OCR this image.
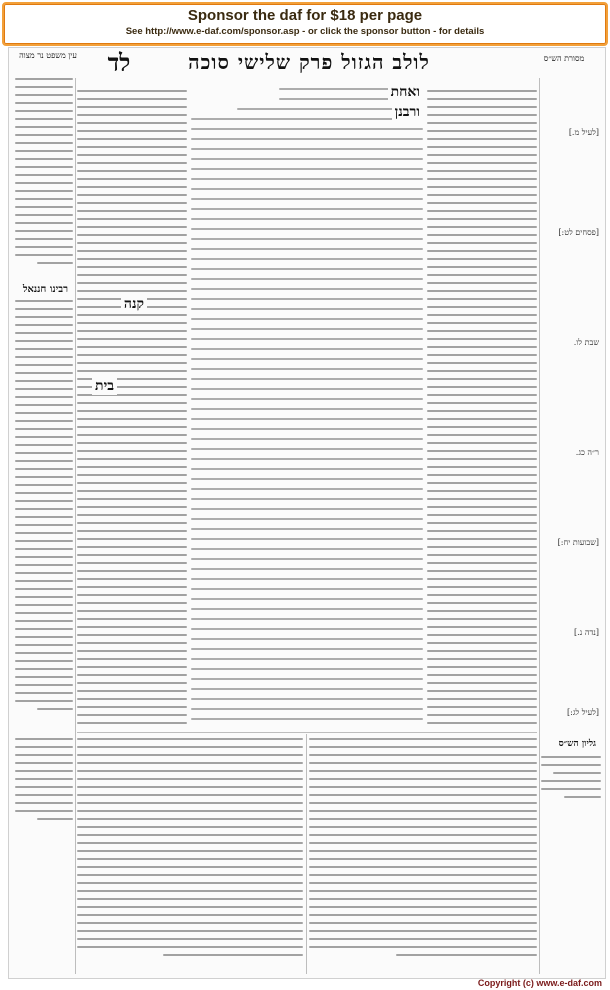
Sponsor the daf for $18 per page
See http://www.e-daf.com/sponsor.asp - or click the sponsor button - for details
מסורת הש״ס
לולב הגזול פרק שלישי סוכה
לד
עין משפט נר מצוה
[לעיל מ.]
[פסחים לט:]
שבת לו.
ר״ה כג.
[שבועות יח:]
[נדה נ.]
[לעיל לג:]
גליון הש״ס
ואחת
ורבנן
קנה
בית
רבינו חננאל
Copyright (c) www.e-daf.com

··········

Drop the pictures and reproduce the rest of the entries above exactly.

▶ [SOLUTION FOR THIS TASK]
OCR this image.
Sponsor the daf for $18 per page
See http://www.e-daf.com/sponsor.asp - or click the sponsor button - for details
מסורת הש״ס
לולב הגזול פרק שלישי סוכה
לד
עין משפט נר מצוה
[לעיל מ.]
[פסחים לט:]
שבת לו.
ר״ה כג.
[שבועות יח:]
[נדה נ.]
[לעיל לג:]
גליון הש״ס
ואחת
ורבנן
קנה
בית
רבינו חננאל
Copyright (c) www.e-daf.com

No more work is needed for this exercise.